WRITTEN REQUEST → Print the data exactly, leaving nothing out.

+ + + +

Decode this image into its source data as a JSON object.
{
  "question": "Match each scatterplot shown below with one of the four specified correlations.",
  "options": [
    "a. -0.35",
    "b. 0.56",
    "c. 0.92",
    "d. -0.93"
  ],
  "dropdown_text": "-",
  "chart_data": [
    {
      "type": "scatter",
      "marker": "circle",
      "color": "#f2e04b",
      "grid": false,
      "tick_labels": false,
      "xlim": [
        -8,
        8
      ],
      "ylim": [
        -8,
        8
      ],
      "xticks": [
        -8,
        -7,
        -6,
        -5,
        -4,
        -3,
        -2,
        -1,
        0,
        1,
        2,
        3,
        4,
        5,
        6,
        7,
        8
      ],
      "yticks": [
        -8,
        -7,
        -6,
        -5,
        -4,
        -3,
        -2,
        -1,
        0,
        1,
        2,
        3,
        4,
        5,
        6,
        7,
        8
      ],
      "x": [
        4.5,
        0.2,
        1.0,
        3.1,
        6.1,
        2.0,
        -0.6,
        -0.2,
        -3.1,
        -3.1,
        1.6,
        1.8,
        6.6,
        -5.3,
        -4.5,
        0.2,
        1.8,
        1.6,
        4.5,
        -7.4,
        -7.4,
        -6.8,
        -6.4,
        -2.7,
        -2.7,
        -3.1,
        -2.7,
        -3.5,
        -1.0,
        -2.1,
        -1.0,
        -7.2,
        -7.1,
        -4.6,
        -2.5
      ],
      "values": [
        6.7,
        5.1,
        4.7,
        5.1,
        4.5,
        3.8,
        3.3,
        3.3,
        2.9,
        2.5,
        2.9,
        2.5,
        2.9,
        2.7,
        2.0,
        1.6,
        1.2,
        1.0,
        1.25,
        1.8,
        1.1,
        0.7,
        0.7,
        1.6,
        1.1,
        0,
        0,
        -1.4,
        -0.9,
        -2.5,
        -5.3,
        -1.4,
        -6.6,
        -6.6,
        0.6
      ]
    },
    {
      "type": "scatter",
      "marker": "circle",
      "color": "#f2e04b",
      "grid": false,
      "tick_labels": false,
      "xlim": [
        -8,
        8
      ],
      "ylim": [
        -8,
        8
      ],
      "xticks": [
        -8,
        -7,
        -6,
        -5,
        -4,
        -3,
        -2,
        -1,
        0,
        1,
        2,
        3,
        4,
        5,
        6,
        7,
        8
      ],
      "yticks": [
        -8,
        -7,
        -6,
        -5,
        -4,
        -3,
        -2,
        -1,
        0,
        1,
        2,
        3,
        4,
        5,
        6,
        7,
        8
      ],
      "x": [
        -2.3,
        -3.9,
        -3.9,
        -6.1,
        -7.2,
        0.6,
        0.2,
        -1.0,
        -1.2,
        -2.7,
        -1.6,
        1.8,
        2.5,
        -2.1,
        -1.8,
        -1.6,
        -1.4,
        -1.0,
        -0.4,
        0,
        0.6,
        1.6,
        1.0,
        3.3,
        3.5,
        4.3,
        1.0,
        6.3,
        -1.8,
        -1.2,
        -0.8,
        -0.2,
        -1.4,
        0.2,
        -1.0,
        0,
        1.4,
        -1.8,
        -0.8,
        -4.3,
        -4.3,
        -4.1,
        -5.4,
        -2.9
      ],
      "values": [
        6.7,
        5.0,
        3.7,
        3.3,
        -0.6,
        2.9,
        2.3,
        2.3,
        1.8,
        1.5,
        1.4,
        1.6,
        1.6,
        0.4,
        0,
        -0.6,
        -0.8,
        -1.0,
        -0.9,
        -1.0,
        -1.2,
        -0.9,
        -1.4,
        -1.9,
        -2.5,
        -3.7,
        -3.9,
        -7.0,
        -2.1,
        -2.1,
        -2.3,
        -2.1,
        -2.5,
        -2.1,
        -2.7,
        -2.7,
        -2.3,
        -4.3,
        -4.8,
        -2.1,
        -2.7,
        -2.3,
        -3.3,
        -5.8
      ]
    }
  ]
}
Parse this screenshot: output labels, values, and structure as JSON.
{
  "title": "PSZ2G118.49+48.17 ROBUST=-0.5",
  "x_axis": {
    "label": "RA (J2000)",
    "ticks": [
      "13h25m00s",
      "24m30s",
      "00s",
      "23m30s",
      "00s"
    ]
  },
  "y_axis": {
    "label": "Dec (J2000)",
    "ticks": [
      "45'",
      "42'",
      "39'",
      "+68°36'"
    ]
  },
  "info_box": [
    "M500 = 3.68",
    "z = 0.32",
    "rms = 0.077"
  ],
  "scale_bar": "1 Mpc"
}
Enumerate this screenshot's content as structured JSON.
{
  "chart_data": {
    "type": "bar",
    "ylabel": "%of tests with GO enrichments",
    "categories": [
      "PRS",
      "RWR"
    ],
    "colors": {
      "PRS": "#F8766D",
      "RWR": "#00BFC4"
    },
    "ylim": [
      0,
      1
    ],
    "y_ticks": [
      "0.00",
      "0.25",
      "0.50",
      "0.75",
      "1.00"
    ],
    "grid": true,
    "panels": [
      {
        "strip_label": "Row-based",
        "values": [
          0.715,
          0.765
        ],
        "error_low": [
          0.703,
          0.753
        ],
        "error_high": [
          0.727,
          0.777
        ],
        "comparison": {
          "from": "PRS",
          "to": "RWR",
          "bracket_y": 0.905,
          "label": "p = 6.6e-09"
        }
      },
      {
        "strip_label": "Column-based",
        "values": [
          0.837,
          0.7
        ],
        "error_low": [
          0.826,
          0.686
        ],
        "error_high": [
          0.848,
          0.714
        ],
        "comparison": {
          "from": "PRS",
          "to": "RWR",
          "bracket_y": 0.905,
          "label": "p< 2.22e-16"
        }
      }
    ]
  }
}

+ + + +

COMPLETED TASK →
Decode this image into its source data as a JSON object.
{
  "question": "Match each scatterplot shown below with one of the four specified correlations.",
  "options": [
    "a. -0.35",
    "b. 0.56",
    "c. 0.92",
    "d. -0.93"
  ],
  "dropdown_text": "-",
  "chart_data": [
    {
      "type": "scatter",
      "marker": "circle",
      "color": "#f2e04b",
      "grid": false,
      "tick_labels": false,
      "xlim": [
        -8,
        8
      ],
      "ylim": [
        -8,
        8
      ],
      "xticks": [
        -8,
        -7,
        -6,
        -5,
        -4,
        -3,
        -2,
        -1,
        0,
        1,
        2,
        3,
        4,
        5,
        6,
        7,
        8
      ],
      "yticks": [
        -8,
        -7,
        -6,
        -5,
        -4,
        -3,
        -2,
        -1,
        0,
        1,
        2,
        3,
        4,
        5,
        6,
        7,
        8
      ],
      "x": [
        4.5,
        0.2,
        1.0,
        3.1,
        6.1,
        2.0,
        -0.6,
        -0.2,
        -3.1,
        -3.1,
        1.6,
        1.8,
        6.6,
        -5.3,
        -4.5,
        0.2,
        1.8,
        1.6,
        4.5,
        -7.4,
        -7.4,
        -6.8,
        -6.4,
        -2.7,
        -2.7,
        -3.1,
        -2.7,
        -3.5,
        -1.0,
        -2.1,
        -1.0,
        -7.2,
        -7.1,
        -4.6,
        -2.5
      ],
      "values": [
        6.7,
        5.1,
        4.7,
        5.1,
        4.5,
        3.8,
        3.3,
        3.3,
        2.9,
        2.5,
        2.9,
        2.5,
        2.9,
        2.7,
        2.0,
        1.6,
        1.2,
        1.0,
        1.25,
        1.8,
        1.1,
        0.7,
        0.7,
        1.6,
        1.1,
        0,
        0,
        -1.4,
        -0.9,
        -2.5,
        -5.3,
        -1.4,
        -6.6,
        -6.6,
        0.6
      ]
    },
    {
      "type": "scatter",
      "marker": "circle",
      "color": "#f2e04b",
      "grid": false,
      "tick_labels": false,
      "xlim": [
        -8,
        8
      ],
      "ylim": [
        -8,
        8
      ],
      "xticks": [
        -8,
        -7,
        -6,
        -5,
        -4,
        -3,
        -2,
        -1,
        0,
        1,
        2,
        3,
        4,
        5,
        6,
        7,
        8
      ],
      "yticks": [
        -8,
        -7,
        -6,
        -5,
        -4,
        -3,
        -2,
        -1,
        0,
        1,
        2,
        3,
        4,
        5,
        6,
        7,
        8
      ],
      "x": [
        -2.3,
        -3.9,
        -3.9,
        -6.1,
        -7.2,
        0.6,
        0.2,
        -1.0,
        -1.2,
        -2.7,
        -1.6,
        1.8,
        2.5,
        -2.1,
        -1.8,
        -1.6,
        -1.4,
        -1.0,
        -0.4,
        0,
        0.6,
        1.6,
        1.0,
        3.3,
        3.5,
        4.3,
        1.0,
        6.3,
        -1.8,
        -1.2,
        -0.8,
        -0.2,
        -1.4,
        0.2,
        -1.0,
        0,
        1.4,
        -1.8,
        -0.8,
        -4.3,
        -4.3,
        -4.1,
        -5.4,
        -2.9
      ],
      "values": [
        6.7,
        5.0,
        3.7,
        3.3,
        -0.6,
        2.9,
        2.3,
        2.3,
        1.8,
        1.5,
        1.4,
        1.6,
        1.6,
        0.4,
        0,
        -0.6,
        -0.8,
        -1.0,
        -0.9,
        -1.0,
        -1.2,
        -0.9,
        -1.4,
        -1.9,
        -2.5,
        -3.7,
        -3.9,
        -7.0,
        -2.1,
        -2.1,
        -2.3,
        -2.1,
        -2.5,
        -2.1,
        -2.7,
        -2.7,
        -2.3,
        -4.3,
        -4.8,
        -2.1,
        -2.7,
        -2.3,
        -3.3,
        -5.8
      ]
    }
  ]
}
Parse this screenshot: output labels, values, and structure as JSON.
{
  "title": "PSZ2G118.49+48.17 ROBUST=-0.5",
  "x_axis": {
    "label": "RA (J2000)",
    "ticks": [
      "13h25m00s",
      "24m30s",
      "00s",
      "23m30s",
      "00s"
    ]
  },
  "y_axis": {
    "label": "Dec (J2000)",
    "ticks": [
      "45'",
      "42'",
      "39'",
      "+68°36'"
    ]
  },
  "info_box": [
    "M500 = 3.68",
    "z = 0.32",
    "rms = 0.077"
  ],
  "scale_bar": "1 Mpc"
}
Enumerate this screenshot's content as structured JSON.
{
  "chart_data": {
    "type": "bar",
    "ylabel": "%of tests with GO enrichments",
    "categories": [
      "PRS",
      "RWR"
    ],
    "colors": {
      "PRS": "#F8766D",
      "RWR": "#00BFC4"
    },
    "ylim": [
      0,
      1
    ],
    "y_ticks": [
      "0.00",
      "0.25",
      "0.50",
      "0.75",
      "1.00"
    ],
    "grid": true,
    "panels": [
      {
        "strip_label": "Row-based",
        "values": [
          0.715,
          0.765
        ],
        "error_low": [
          0.703,
          0.753
        ],
        "error_high": [
          0.727,
          0.777
        ],
        "comparison": {
          "from": "PRS",
          "to": "RWR",
          "bracket_y": 0.905,
          "label": "p = 6.6e-09"
        }
      },
      {
        "strip_label": "Column-based",
        "values": [
          0.837,
          0.7
        ],
        "error_low": [
          0.826,
          0.686
        ],
        "error_high": [
          0.848,
          0.714
        ],
        "comparison": {
          "from": "PRS",
          "to": "RWR",
          "bracket_y": 0.905,
          "label": "p< 2.22e-16"
        }
      }
    ]
  }
}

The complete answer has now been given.